[BEGIN Input for this task]

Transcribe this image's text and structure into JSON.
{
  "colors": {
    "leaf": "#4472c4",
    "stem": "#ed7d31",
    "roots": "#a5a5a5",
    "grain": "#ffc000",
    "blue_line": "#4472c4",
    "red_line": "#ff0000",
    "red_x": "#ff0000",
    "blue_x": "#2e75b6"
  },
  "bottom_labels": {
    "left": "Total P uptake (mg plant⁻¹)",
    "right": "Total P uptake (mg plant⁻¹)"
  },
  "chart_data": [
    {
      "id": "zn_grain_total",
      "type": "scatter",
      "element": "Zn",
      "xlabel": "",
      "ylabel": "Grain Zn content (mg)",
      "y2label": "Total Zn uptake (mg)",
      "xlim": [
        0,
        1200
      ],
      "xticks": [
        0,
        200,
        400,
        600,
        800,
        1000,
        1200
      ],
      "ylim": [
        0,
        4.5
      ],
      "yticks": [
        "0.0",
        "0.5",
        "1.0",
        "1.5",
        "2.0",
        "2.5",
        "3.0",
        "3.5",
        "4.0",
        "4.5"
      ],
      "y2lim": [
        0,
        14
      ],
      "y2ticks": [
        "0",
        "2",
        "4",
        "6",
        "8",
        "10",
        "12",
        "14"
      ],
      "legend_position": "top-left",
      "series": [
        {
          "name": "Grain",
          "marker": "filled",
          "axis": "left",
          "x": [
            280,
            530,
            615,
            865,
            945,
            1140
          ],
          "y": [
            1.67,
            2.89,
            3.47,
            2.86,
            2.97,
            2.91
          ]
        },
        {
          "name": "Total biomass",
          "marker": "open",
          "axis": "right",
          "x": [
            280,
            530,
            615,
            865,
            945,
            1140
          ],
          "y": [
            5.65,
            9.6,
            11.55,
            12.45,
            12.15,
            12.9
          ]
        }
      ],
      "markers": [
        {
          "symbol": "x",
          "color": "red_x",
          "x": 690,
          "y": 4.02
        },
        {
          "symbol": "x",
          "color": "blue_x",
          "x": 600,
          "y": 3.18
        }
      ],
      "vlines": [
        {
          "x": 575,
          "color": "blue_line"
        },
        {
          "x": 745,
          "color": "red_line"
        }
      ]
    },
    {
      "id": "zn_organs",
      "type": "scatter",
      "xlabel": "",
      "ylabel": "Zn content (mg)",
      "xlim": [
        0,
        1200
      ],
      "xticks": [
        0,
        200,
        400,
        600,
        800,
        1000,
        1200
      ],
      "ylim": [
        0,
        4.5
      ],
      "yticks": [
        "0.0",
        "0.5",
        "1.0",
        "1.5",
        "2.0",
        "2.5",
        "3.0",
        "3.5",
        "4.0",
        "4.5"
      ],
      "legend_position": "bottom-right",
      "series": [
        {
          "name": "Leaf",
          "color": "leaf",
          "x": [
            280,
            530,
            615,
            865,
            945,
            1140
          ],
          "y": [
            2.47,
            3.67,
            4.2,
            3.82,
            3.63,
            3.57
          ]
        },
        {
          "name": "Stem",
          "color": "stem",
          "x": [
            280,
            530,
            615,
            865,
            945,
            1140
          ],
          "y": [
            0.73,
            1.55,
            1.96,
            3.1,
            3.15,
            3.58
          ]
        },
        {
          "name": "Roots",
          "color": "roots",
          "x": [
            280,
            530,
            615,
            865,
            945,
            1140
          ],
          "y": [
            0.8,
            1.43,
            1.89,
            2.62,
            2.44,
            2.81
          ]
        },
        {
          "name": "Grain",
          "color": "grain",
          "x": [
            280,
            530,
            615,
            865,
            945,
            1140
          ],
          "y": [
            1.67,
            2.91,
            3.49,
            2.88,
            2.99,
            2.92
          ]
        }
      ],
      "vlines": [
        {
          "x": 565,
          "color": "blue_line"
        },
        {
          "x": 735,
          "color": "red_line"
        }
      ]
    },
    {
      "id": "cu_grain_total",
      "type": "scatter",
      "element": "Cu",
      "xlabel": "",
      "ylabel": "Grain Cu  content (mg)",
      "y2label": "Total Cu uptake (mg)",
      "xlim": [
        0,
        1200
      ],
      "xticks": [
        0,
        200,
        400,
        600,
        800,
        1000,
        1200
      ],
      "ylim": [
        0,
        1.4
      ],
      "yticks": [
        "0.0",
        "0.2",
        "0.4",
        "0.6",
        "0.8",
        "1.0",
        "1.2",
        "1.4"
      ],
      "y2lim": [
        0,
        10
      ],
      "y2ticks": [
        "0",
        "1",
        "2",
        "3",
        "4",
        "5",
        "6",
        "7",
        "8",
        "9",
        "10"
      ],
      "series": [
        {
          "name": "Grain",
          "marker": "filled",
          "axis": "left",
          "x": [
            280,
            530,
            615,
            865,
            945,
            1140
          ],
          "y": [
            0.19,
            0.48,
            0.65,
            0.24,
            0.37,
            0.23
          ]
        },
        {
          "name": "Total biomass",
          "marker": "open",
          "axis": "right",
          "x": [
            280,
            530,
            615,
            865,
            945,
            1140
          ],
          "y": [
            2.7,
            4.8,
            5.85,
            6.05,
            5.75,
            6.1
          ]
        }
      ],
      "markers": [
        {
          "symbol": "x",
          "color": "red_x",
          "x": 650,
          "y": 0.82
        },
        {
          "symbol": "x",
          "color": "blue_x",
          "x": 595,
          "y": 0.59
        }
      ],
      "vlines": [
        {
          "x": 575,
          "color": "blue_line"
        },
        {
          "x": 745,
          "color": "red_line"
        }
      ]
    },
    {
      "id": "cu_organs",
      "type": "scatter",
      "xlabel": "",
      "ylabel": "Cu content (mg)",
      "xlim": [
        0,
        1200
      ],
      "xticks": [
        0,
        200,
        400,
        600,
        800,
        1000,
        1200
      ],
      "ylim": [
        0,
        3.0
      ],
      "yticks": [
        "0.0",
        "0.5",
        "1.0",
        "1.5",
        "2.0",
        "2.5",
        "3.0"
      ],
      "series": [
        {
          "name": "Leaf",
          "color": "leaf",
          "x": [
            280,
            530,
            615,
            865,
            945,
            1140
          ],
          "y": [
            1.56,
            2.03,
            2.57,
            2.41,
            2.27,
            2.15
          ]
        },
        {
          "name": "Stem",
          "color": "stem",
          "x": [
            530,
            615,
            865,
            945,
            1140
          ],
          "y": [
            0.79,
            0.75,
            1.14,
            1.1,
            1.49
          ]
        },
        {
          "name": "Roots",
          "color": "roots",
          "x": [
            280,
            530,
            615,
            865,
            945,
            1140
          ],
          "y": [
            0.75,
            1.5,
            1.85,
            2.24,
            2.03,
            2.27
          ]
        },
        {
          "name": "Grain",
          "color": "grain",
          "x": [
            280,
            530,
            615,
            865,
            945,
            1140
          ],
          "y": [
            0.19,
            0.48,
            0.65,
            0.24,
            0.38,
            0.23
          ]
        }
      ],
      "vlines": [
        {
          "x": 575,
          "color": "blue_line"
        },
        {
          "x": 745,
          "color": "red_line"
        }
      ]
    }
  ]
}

[END Input for this task]

• [Task prompt]
Give the data again, exactly as it stands.

• [Result for this exercise]
Transcribe this image's text and structure into JSON.
{
  "colors": {
    "leaf": "#4472c4",
    "stem": "#ed7d31",
    "roots": "#a5a5a5",
    "grain": "#ffc000",
    "blue_line": "#4472c4",
    "red_line": "#ff0000",
    "red_x": "#ff0000",
    "blue_x": "#2e75b6"
  },
  "bottom_labels": {
    "left": "Total P uptake (mg plant⁻¹)",
    "right": "Total P uptake (mg plant⁻¹)"
  },
  "chart_data": [
    {
      "id": "zn_grain_total",
      "type": "scatter",
      "element": "Zn",
      "xlabel": "",
      "ylabel": "Grain Zn content (mg)",
      "y2label": "Total Zn uptake (mg)",
      "xlim": [
        0,
        1200
      ],
      "xticks": [
        0,
        200,
        400,
        600,
        800,
        1000,
        1200
      ],
      "ylim": [
        0,
        4.5
      ],
      "yticks": [
        "0.0",
        "0.5",
        "1.0",
        "1.5",
        "2.0",
        "2.5",
        "3.0",
        "3.5",
        "4.0",
        "4.5"
      ],
      "y2lim": [
        0,
        14
      ],
      "y2ticks": [
        "0",
        "2",
        "4",
        "6",
        "8",
        "10",
        "12",
        "14"
      ],
      "legend_position": "top-left",
      "series": [
        {
          "name": "Grain",
          "marker": "filled",
          "axis": "left",
          "x": [
            280,
            530,
            615,
            865,
            945,
            1140
          ],
          "y": [
            1.67,
            2.89,
            3.47,
            2.86,
            2.97,
            2.91
          ]
        },
        {
          "name": "Total biomass",
          "marker": "open",
          "axis": "right",
          "x": [
            280,
            530,
            615,
            865,
            945,
            1140
          ],
          "y": [
            5.65,
            9.6,
            11.55,
            12.45,
            12.15,
            12.9
          ]
        }
      ],
      "markers": [
        {
          "symbol": "x",
          "color": "red_x",
          "x": 690,
          "y": 4.02
        },
        {
          "symbol": "x",
          "color": "blue_x",
          "x": 600,
          "y": 3.18
        }
      ],
      "vlines": [
        {
          "x": 575,
          "color": "blue_line"
        },
        {
          "x": 745,
          "color": "red_line"
        }
      ]
    },
    {
      "id": "zn_organs",
      "type": "scatter",
      "xlabel": "",
      "ylabel": "Zn content (mg)",
      "xlim": [
        0,
        1200
      ],
      "xticks": [
        0,
        200,
        400,
        600,
        800,
        1000,
        1200
      ],
      "ylim": [
        0,
        4.5
      ],
      "yticks": [
        "0.0",
        "0.5",
        "1.0",
        "1.5",
        "2.0",
        "2.5",
        "3.0",
        "3.5",
        "4.0",
        "4.5"
      ],
      "legend_position": "bottom-right",
      "series": [
        {
          "name": "Leaf",
          "color": "leaf",
          "x": [
            280,
            530,
            615,
            865,
            945,
            1140
          ],
          "y": [
            2.47,
            3.67,
            4.2,
            3.82,
            3.63,
            3.57
          ]
        },
        {
          "name": "Stem",
          "color": "stem",
          "x": [
            280,
            530,
            615,
            865,
            945,
            1140
          ],
          "y": [
            0.73,
            1.55,
            1.96,
            3.1,
            3.15,
            3.58
          ]
        },
        {
          "name": "Roots",
          "color": "roots",
          "x": [
            280,
            530,
            615,
            865,
            945,
            1140
          ],
          "y": [
            0.8,
            1.43,
            1.89,
            2.62,
            2.44,
            2.81
          ]
        },
        {
          "name": "Grain",
          "color": "grain",
          "x": [
            280,
            530,
            615,
            865,
            945,
            1140
          ],
          "y": [
            1.67,
            2.91,
            3.49,
            2.88,
            2.99,
            2.92
          ]
        }
      ],
      "vlines": [
        {
          "x": 565,
          "color": "blue_line"
        },
        {
          "x": 735,
          "color": "red_line"
        }
      ]
    },
    {
      "id": "cu_grain_total",
      "type": "scatter",
      "element": "Cu",
      "xlabel": "",
      "ylabel": "Grain Cu  content (mg)",
      "y2label": "Total Cu uptake (mg)",
      "xlim": [
        0,
        1200
      ],
      "xticks": [
        0,
        200,
        400,
        600,
        800,
        1000,
        1200
      ],
      "ylim": [
        0,
        1.4
      ],
      "yticks": [
        "0.0",
        "0.2",
        "0.4",
        "0.6",
        "0.8",
        "1.0",
        "1.2",
        "1.4"
      ],
      "y2lim": [
        0,
        10
      ],
      "y2ticks": [
        "0",
        "1",
        "2",
        "3",
        "4",
        "5",
        "6",
        "7",
        "8",
        "9",
        "10"
      ],
      "series": [
        {
          "name": "Grain",
          "marker": "filled",
          "axis": "left",
          "x": [
            280,
            530,
            615,
            865,
            945,
            1140
          ],
          "y": [
            0.19,
            0.48,
            0.65,
            0.24,
            0.37,
            0.23
          ]
        },
        {
          "name": "Total biomass",
          "marker": "open",
          "axis": "right",
          "x": [
            280,
            530,
            615,
            865,
            945,
            1140
          ],
          "y": [
            2.7,
            4.8,
            5.85,
            6.05,
            5.75,
            6.1
          ]
        }
      ],
      "markers": [
        {
          "symbol": "x",
          "color": "red_x",
          "x": 650,
          "y": 0.82
        },
        {
          "symbol": "x",
          "color": "blue_x",
          "x": 595,
          "y": 0.59
        }
      ],
      "vlines": [
        {
          "x": 575,
          "color": "blue_line"
        },
        {
          "x": 745,
          "color": "red_line"
        }
      ]
    },
    {
      "id": "cu_organs",
      "type": "scatter",
      "xlabel": "",
      "ylabel": "Cu content (mg)",
      "xlim": [
        0,
        1200
      ],
      "xticks": [
        0,
        200,
        400,
        600,
        800,
        1000,
        1200
      ],
      "ylim": [
        0,
        3.0
      ],
      "yticks": [
        "0.0",
        "0.5",
        "1.0",
        "1.5",
        "2.0",
        "2.5",
        "3.0"
      ],
      "series": [
        {
          "name": "Leaf",
          "color": "leaf",
          "x": [
            280,
            530,
            615,
            865,
            945,
            1140
          ],
          "y": [
            1.56,
            2.03,
            2.57,
            2.41,
            2.27,
            2.15
          ]
        },
        {
          "name": "Stem",
          "color": "stem",
          "x": [
            530,
            615,
            865,
            945,
            1140
          ],
          "y": [
            0.79,
            0.75,
            1.14,
            1.1,
            1.49
          ]
        },
        {
          "name": "Roots",
          "color": "roots",
          "x": [
            280,
            530,
            615,
            865,
            945,
            1140
          ],
          "y": [
            0.75,
            1.5,
            1.85,
            2.24,
            2.03,
            2.27
          ]
        },
        {
          "name": "Grain",
          "color": "grain",
          "x": [
            280,
            530,
            615,
            865,
            945,
            1140
          ],
          "y": [
            0.19,
            0.48,
            0.65,
            0.24,
            0.38,
            0.23
          ]
        }
      ],
      "vlines": [
        {
          "x": 575,
          "color": "blue_line"
        },
        {
          "x": 745,
          "color": "red_line"
        }
      ]
    }
  ]
}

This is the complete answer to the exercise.